> _REQUIRED TASK_
Every record must be written out once more, with nothing added or omitted.

Data extracted from a collection
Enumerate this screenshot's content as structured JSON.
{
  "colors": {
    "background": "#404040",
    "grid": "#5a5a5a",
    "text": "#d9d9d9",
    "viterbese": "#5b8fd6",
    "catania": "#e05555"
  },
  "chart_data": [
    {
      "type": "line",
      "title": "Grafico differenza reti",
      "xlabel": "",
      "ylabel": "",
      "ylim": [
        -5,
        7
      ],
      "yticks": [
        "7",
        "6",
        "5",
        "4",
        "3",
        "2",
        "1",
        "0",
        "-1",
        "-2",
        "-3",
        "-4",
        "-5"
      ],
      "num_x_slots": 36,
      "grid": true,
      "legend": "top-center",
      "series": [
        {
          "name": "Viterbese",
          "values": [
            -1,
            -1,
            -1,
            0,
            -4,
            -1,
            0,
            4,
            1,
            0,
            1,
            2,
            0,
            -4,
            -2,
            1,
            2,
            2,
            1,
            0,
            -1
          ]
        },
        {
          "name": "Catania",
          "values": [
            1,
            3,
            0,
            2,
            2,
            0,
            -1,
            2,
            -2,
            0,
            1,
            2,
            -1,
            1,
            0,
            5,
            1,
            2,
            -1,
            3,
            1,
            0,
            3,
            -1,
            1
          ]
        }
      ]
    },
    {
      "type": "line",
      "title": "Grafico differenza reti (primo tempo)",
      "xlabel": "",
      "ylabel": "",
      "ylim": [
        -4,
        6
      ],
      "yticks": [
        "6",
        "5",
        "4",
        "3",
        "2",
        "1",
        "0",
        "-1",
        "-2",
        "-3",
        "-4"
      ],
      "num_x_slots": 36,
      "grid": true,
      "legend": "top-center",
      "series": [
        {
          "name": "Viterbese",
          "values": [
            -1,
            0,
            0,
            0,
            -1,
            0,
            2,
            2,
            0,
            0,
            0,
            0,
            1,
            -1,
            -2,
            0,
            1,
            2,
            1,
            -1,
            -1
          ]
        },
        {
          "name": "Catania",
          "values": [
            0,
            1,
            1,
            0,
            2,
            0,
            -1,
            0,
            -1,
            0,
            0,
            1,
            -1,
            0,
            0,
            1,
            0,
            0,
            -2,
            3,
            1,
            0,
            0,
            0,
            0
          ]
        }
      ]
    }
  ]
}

> _CORRECT RESPONSE_
Enumerate this screenshot's content as structured JSON.
{
  "colors": {
    "background": "#404040",
    "grid": "#5a5a5a",
    "text": "#d9d9d9",
    "viterbese": "#5b8fd6",
    "catania": "#e05555"
  },
  "chart_data": [
    {
      "type": "line",
      "title": "Grafico differenza reti",
      "xlabel": "",
      "ylabel": "",
      "ylim": [
        -5,
        7
      ],
      "yticks": [
        "7",
        "6",
        "5",
        "4",
        "3",
        "2",
        "1",
        "0",
        "-1",
        "-2",
        "-3",
        "-4",
        "-5"
      ],
      "num_x_slots": 36,
      "grid": true,
      "legend": "top-center",
      "series": [
        {
          "name": "Viterbese",
          "values": [
            -1,
            -1,
            -1,
            0,
            -4,
            -1,
            0,
            4,
            1,
            0,
            1,
            2,
            0,
            -4,
            -2,
            1,
            2,
            2,
            1,
            0,
            -1
          ]
        },
        {
          "name": "Catania",
          "values": [
            1,
            3,
            0,
            2,
            2,
            0,
            -1,
            2,
            -2,
            0,
            1,
            2,
            -1,
            1,
            0,
            5,
            1,
            2,
            -1,
            3,
            1,
            0,
            3,
            -1,
            1
          ]
        }
      ]
    },
    {
      "type": "line",
      "title": "Grafico differenza reti (primo tempo)",
      "xlabel": "",
      "ylabel": "",
      "ylim": [
        -4,
        6
      ],
      "yticks": [
        "6",
        "5",
        "4",
        "3",
        "2",
        "1",
        "0",
        "-1",
        "-2",
        "-3",
        "-4"
      ],
      "num_x_slots": 36,
      "grid": true,
      "legend": "top-center",
      "series": [
        {
          "name": "Viterbese",
          "values": [
            -1,
            0,
            0,
            0,
            -1,
            0,
            2,
            2,
            0,
            0,
            0,
            0,
            1,
            -1,
            -2,
            0,
            1,
            2,
            1,
            -1,
            -1
          ]
        },
        {
          "name": "Catania",
          "values": [
            0,
            1,
            1,
            0,
            2,
            0,
            -1,
            0,
            -1,
            0,
            0,
            1,
            -1,
            0,
            0,
            1,
            0,
            0,
            -2,
            3,
            1,
            0,
            0,
            0,
            0
          ]
        }
      ]
    }
  ]
}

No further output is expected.